Stated problem: Go through the listing and write out all of it exactly.

Listed entries:
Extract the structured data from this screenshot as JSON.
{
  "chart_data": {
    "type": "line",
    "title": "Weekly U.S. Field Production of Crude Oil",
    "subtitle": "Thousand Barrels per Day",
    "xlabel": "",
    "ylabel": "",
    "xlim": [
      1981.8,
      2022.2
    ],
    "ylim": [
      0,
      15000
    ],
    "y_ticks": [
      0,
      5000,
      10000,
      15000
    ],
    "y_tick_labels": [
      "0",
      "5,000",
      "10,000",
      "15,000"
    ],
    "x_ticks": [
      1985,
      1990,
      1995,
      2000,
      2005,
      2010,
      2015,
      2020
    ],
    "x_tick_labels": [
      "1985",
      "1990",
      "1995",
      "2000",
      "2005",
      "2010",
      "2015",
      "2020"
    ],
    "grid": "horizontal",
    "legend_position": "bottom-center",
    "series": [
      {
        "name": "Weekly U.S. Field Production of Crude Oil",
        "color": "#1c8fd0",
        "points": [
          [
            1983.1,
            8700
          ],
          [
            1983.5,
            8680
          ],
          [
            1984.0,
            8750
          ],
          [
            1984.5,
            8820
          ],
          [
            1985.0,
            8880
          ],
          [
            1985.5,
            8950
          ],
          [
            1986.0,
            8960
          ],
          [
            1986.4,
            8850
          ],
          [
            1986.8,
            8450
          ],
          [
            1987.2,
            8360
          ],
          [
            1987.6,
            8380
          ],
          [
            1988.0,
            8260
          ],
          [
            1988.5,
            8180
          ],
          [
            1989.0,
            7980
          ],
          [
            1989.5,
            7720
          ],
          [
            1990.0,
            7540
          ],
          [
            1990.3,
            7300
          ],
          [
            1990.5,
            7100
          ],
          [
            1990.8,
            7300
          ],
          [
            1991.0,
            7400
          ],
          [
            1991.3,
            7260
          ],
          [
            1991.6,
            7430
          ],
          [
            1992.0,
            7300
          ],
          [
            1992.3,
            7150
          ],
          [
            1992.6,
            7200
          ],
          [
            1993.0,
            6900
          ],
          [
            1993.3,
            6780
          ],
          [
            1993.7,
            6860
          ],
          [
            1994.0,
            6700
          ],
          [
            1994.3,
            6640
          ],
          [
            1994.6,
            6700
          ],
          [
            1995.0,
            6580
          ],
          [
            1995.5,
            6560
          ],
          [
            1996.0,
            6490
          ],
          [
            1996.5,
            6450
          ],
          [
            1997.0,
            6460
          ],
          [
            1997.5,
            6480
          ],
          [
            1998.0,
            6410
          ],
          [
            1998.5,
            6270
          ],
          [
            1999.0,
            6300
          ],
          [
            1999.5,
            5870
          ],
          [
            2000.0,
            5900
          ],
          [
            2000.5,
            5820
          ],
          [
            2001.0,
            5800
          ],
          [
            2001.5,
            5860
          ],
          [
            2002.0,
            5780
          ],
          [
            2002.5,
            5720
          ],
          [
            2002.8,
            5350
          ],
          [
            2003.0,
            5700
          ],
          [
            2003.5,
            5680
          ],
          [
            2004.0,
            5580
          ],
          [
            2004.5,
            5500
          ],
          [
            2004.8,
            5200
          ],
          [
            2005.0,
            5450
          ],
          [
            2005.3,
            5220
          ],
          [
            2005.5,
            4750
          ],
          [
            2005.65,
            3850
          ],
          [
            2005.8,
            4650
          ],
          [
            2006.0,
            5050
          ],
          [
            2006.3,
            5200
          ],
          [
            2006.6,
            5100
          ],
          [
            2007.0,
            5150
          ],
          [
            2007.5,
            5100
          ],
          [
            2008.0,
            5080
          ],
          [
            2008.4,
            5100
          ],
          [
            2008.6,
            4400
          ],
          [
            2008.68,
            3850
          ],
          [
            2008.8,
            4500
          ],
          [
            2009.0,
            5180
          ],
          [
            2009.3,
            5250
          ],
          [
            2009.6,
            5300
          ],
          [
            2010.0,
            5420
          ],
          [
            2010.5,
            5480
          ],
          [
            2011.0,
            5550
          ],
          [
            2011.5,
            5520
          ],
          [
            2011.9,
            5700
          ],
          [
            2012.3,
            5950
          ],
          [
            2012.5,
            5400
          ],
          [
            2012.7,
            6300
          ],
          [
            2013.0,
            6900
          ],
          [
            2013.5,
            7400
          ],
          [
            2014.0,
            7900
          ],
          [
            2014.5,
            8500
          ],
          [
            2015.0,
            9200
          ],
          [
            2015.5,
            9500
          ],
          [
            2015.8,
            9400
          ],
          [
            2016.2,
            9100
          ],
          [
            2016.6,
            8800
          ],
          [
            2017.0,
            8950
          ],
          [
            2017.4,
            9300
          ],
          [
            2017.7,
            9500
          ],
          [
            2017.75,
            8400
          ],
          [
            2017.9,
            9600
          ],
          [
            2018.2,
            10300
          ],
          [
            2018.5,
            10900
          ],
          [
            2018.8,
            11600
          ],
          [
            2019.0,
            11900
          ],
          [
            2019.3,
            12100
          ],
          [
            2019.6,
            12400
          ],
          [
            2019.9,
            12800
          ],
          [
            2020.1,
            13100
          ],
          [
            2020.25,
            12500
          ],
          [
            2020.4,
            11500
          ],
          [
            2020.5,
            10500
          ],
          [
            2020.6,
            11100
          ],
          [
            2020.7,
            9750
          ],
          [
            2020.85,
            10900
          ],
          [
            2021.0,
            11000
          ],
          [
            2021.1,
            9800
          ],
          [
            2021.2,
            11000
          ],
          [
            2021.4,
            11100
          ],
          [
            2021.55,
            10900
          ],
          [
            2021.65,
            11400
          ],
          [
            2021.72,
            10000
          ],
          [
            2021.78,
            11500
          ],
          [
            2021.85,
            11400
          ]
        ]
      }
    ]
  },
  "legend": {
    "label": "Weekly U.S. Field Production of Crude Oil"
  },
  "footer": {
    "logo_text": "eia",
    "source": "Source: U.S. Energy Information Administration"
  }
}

Answer in full:
Extract the structured data from this screenshot as JSON.
{
  "chart_data": {
    "type": "line",
    "title": "Weekly U.S. Field Production of Crude Oil",
    "subtitle": "Thousand Barrels per Day",
    "xlabel": "",
    "ylabel": "",
    "xlim": [
      1981.8,
      2022.2
    ],
    "ylim": [
      0,
      15000
    ],
    "y_ticks": [
      0,
      5000,
      10000,
      15000
    ],
    "y_tick_labels": [
      "0",
      "5,000",
      "10,000",
      "15,000"
    ],
    "x_ticks": [
      1985,
      1990,
      1995,
      2000,
      2005,
      2010,
      2015,
      2020
    ],
    "x_tick_labels": [
      "1985",
      "1990",
      "1995",
      "2000",
      "2005",
      "2010",
      "2015",
      "2020"
    ],
    "grid": "horizontal",
    "legend_position": "bottom-center",
    "series": [
      {
        "name": "Weekly U.S. Field Production of Crude Oil",
        "color": "#1c8fd0",
        "points": [
          [
            1983.1,
            8700
          ],
          [
            1983.5,
            8680
          ],
          [
            1984.0,
            8750
          ],
          [
            1984.5,
            8820
          ],
          [
            1985.0,
            8880
          ],
          [
            1985.5,
            8950
          ],
          [
            1986.0,
            8960
          ],
          [
            1986.4,
            8850
          ],
          [
            1986.8,
            8450
          ],
          [
            1987.2,
            8360
          ],
          [
            1987.6,
            8380
          ],
          [
            1988.0,
            8260
          ],
          [
            1988.5,
            8180
          ],
          [
            1989.0,
            7980
          ],
          [
            1989.5,
            7720
          ],
          [
            1990.0,
            7540
          ],
          [
            1990.3,
            7300
          ],
          [
            1990.5,
            7100
          ],
          [
            1990.8,
            7300
          ],
          [
            1991.0,
            7400
          ],
          [
            1991.3,
            7260
          ],
          [
            1991.6,
            7430
          ],
          [
            1992.0,
            7300
          ],
          [
            1992.3,
            7150
          ],
          [
            1992.6,
            7200
          ],
          [
            1993.0,
            6900
          ],
          [
            1993.3,
            6780
          ],
          [
            1993.7,
            6860
          ],
          [
            1994.0,
            6700
          ],
          [
            1994.3,
            6640
          ],
          [
            1994.6,
            6700
          ],
          [
            1995.0,
            6580
          ],
          [
            1995.5,
            6560
          ],
          [
            1996.0,
            6490
          ],
          [
            1996.5,
            6450
          ],
          [
            1997.0,
            6460
          ],
          [
            1997.5,
            6480
          ],
          [
            1998.0,
            6410
          ],
          [
            1998.5,
            6270
          ],
          [
            1999.0,
            6300
          ],
          [
            1999.5,
            5870
          ],
          [
            2000.0,
            5900
          ],
          [
            2000.5,
            5820
          ],
          [
            2001.0,
            5800
          ],
          [
            2001.5,
            5860
          ],
          [
            2002.0,
            5780
          ],
          [
            2002.5,
            5720
          ],
          [
            2002.8,
            5350
          ],
          [
            2003.0,
            5700
          ],
          [
            2003.5,
            5680
          ],
          [
            2004.0,
            5580
          ],
          [
            2004.5,
            5500
          ],
          [
            2004.8,
            5200
          ],
          [
            2005.0,
            5450
          ],
          [
            2005.3,
            5220
          ],
          [
            2005.5,
            4750
          ],
          [
            2005.65,
            3850
          ],
          [
            2005.8,
            4650
          ],
          [
            2006.0,
            5050
          ],
          [
            2006.3,
            5200
          ],
          [
            2006.6,
            5100
          ],
          [
            2007.0,
            5150
          ],
          [
            2007.5,
            5100
          ],
          [
            2008.0,
            5080
          ],
          [
            2008.4,
            5100
          ],
          [
            2008.6,
            4400
          ],
          [
            2008.68,
            3850
          ],
          [
            2008.8,
            4500
          ],
          [
            2009.0,
            5180
          ],
          [
            2009.3,
            5250
          ],
          [
            2009.6,
            5300
          ],
          [
            2010.0,
            5420
          ],
          [
            2010.5,
            5480
          ],
          [
            2011.0,
            5550
          ],
          [
            2011.5,
            5520
          ],
          [
            2011.9,
            5700
          ],
          [
            2012.3,
            5950
          ],
          [
            2012.5,
            5400
          ],
          [
            2012.7,
            6300
          ],
          [
            2013.0,
            6900
          ],
          [
            2013.5,
            7400
          ],
          [
            2014.0,
            7900
          ],
          [
            2014.5,
            8500
          ],
          [
            2015.0,
            9200
          ],
          [
            2015.5,
            9500
          ],
          [
            2015.8,
            9400
          ],
          [
            2016.2,
            9100
          ],
          [
            2016.6,
            8800
          ],
          [
            2017.0,
            8950
          ],
          [
            2017.4,
            9300
          ],
          [
            2017.7,
            9500
          ],
          [
            2017.75,
            8400
          ],
          [
            2017.9,
            9600
          ],
          [
            2018.2,
            10300
          ],
          [
            2018.5,
            10900
          ],
          [
            2018.8,
            11600
          ],
          [
            2019.0,
            11900
          ],
          [
            2019.3,
            12100
          ],
          [
            2019.6,
            12400
          ],
          [
            2019.9,
            12800
          ],
          [
            2020.1,
            13100
          ],
          [
            2020.25,
            12500
          ],
          [
            2020.4,
            11500
          ],
          [
            2020.5,
            10500
          ],
          [
            2020.6,
            11100
          ],
          [
            2020.7,
            9750
          ],
          [
            2020.85,
            10900
          ],
          [
            2021.0,
            11000
          ],
          [
            2021.1,
            9800
          ],
          [
            2021.2,
            11000
          ],
          [
            2021.4,
            11100
          ],
          [
            2021.55,
            10900
          ],
          [
            2021.65,
            11400
          ],
          [
            2021.72,
            10000
          ],
          [
            2021.78,
            11500
          ],
          [
            2021.85,
            11400
          ]
        ]
      }
    ]
  },
  "legend": {
    "label": "Weekly U.S. Field Production of Crude Oil"
  },
  "footer": {
    "logo_text": "eia",
    "source": "Source: U.S. Energy Information Administration"
  }
}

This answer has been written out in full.